>> Begin STORED RECORDS

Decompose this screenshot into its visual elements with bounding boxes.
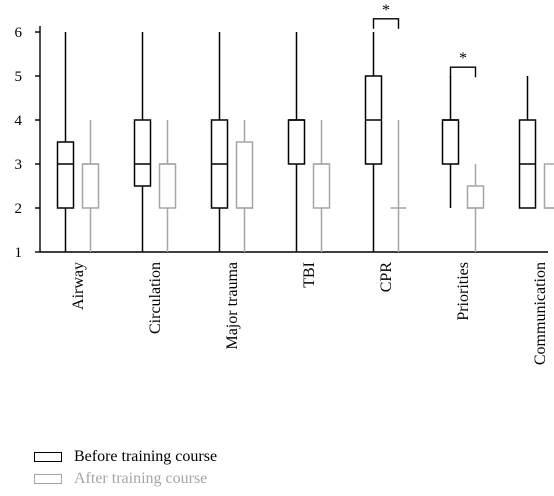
y-tick-label: 4 xyxy=(15,113,23,129)
category-label: CPR xyxy=(378,262,395,293)
axes: 1 2 3 4 5 6 xyxy=(15,25,548,261)
significance-bracket xyxy=(449,66,477,78)
category-label: Major trauma xyxy=(224,262,241,350)
box-before-cpr xyxy=(364,32,383,252)
category-label: TBI xyxy=(301,262,318,288)
boxplot-chart: 1 2 3 4 5 6 Airway Circulation Major trauma TBI C… xyxy=(15,2,554,365)
box-after-cpr xyxy=(390,120,407,252)
box xyxy=(235,141,254,209)
significance-label: * xyxy=(459,50,467,67)
legend-item-before: Before training course xyxy=(34,446,217,468)
box-after-circulation xyxy=(158,120,177,252)
legend-label-after: After training course xyxy=(74,470,208,487)
box-before-major-trauma xyxy=(210,32,229,252)
box-before-airway xyxy=(56,32,75,252)
box-before-priorities xyxy=(441,76,460,208)
legend-label-before: Before training course xyxy=(74,448,218,465)
y-tick-label: 2 xyxy=(15,201,23,217)
box xyxy=(133,119,152,187)
category-label: Airway xyxy=(70,262,87,310)
legend-swatch-before xyxy=(34,452,62,462)
box-after-tbi xyxy=(312,120,331,252)
box-after-communication xyxy=(543,163,554,209)
box xyxy=(158,163,177,209)
box xyxy=(312,163,331,209)
category-label: Circulation xyxy=(147,262,164,334)
box xyxy=(466,185,485,209)
legend-item-after: After training course xyxy=(34,468,217,490)
category-label: Communication xyxy=(532,262,549,365)
significance-markers: ** xyxy=(372,2,477,78)
box-before-circulation xyxy=(133,32,152,252)
box-before-tbi xyxy=(287,32,306,252)
box xyxy=(441,119,460,165)
legend-swatch-after xyxy=(34,474,62,484)
box xyxy=(56,141,75,209)
y-tick-label: 1 xyxy=(15,245,23,261)
category-label: Priorities xyxy=(455,262,472,321)
legend: Before training course After training co… xyxy=(34,446,217,490)
box xyxy=(287,119,306,165)
box-after-major-trauma xyxy=(235,120,254,252)
y-tick-label: 3 xyxy=(15,157,23,173)
box-before-communication xyxy=(518,76,537,209)
y-tick-label: 5 xyxy=(15,69,23,85)
boxes xyxy=(56,32,554,252)
category-labels: Airway Circulation Major trauma TBI CPR Prior… xyxy=(70,262,549,365)
box xyxy=(543,163,554,209)
box-after-airway xyxy=(81,120,100,252)
y-tick-label: 6 xyxy=(15,25,23,41)
box xyxy=(81,163,100,209)
box-after-priorities xyxy=(466,164,485,252)
significance-label: * xyxy=(382,2,390,19)
significance-bracket xyxy=(372,18,400,29)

>> End STORED RECORDS

### TASK TO COMPLETE
Can you copy all of these rows back out line for line, leaving out the pictures?

### CORRECT RESPONSE
Decompose this screenshot into its visual elements with bounding boxes.
y-tick-label: 4 xyxy=(15,113,23,129)
category-label: CPR xyxy=(378,262,395,293)
axes: 1 2 3 4 5 6 xyxy=(15,25,548,261)
significance-bracket xyxy=(449,66,477,78)
category-label: Major trauma xyxy=(224,262,241,350)
box-before-cpr xyxy=(364,32,383,252)
category-label: TBI xyxy=(301,262,318,288)
boxplot-chart: 1 2 3 4 5 6 Airway Circulation Major trauma TBI C… xyxy=(15,2,554,365)
box-after-cpr xyxy=(390,120,407,252)
box xyxy=(235,141,254,209)
significance-label: * xyxy=(459,50,467,67)
legend-item-before: Before training course xyxy=(34,446,217,468)
box-after-circulation xyxy=(158,120,177,252)
legend-label-after: After training course xyxy=(74,470,208,487)
box-before-major-trauma xyxy=(210,32,229,252)
box-before-airway xyxy=(56,32,75,252)
box-before-priorities xyxy=(441,76,460,208)
legend-label-before: Before training course xyxy=(74,448,218,465)
y-tick-label: 2 xyxy=(15,201,23,217)
box xyxy=(133,119,152,187)
category-label: Airway xyxy=(70,262,87,310)
legend-swatch-before xyxy=(34,452,62,462)
box-after-tbi xyxy=(312,120,331,252)
box-after-communication xyxy=(543,163,554,209)
box xyxy=(158,163,177,209)
box xyxy=(312,163,331,209)
category-label: Circulation xyxy=(147,262,164,334)
box xyxy=(466,185,485,209)
legend-item-after: After training course xyxy=(34,468,217,490)
category-label: Communication xyxy=(532,262,549,365)
significance-markers: ** xyxy=(372,2,477,78)
box-before-circulation xyxy=(133,32,152,252)
box-before-tbi xyxy=(287,32,306,252)
box xyxy=(441,119,460,165)
legend-swatch-after xyxy=(34,474,62,484)
box xyxy=(56,141,75,209)
y-tick-label: 1 xyxy=(15,245,23,261)
category-label: Priorities xyxy=(455,262,472,321)
legend: Before training course After training co… xyxy=(34,446,217,490)
box xyxy=(287,119,306,165)
box-after-major-trauma xyxy=(235,120,254,252)
y-tick-label: 3 xyxy=(15,157,23,173)
box-before-communication xyxy=(518,76,537,209)
y-tick-label: 5 xyxy=(15,69,23,85)
boxes xyxy=(56,32,554,252)
category-labels: Airway Circulation Major trauma TBI CPR Prior… xyxy=(70,262,549,365)
box xyxy=(543,163,554,209)
box-after-airway xyxy=(81,120,100,252)
y-tick-label: 6 xyxy=(15,25,23,41)
box xyxy=(81,163,100,209)
box-after-priorities xyxy=(466,164,485,252)
significance-label: * xyxy=(382,2,390,19)
significance-bracket xyxy=(372,18,400,29)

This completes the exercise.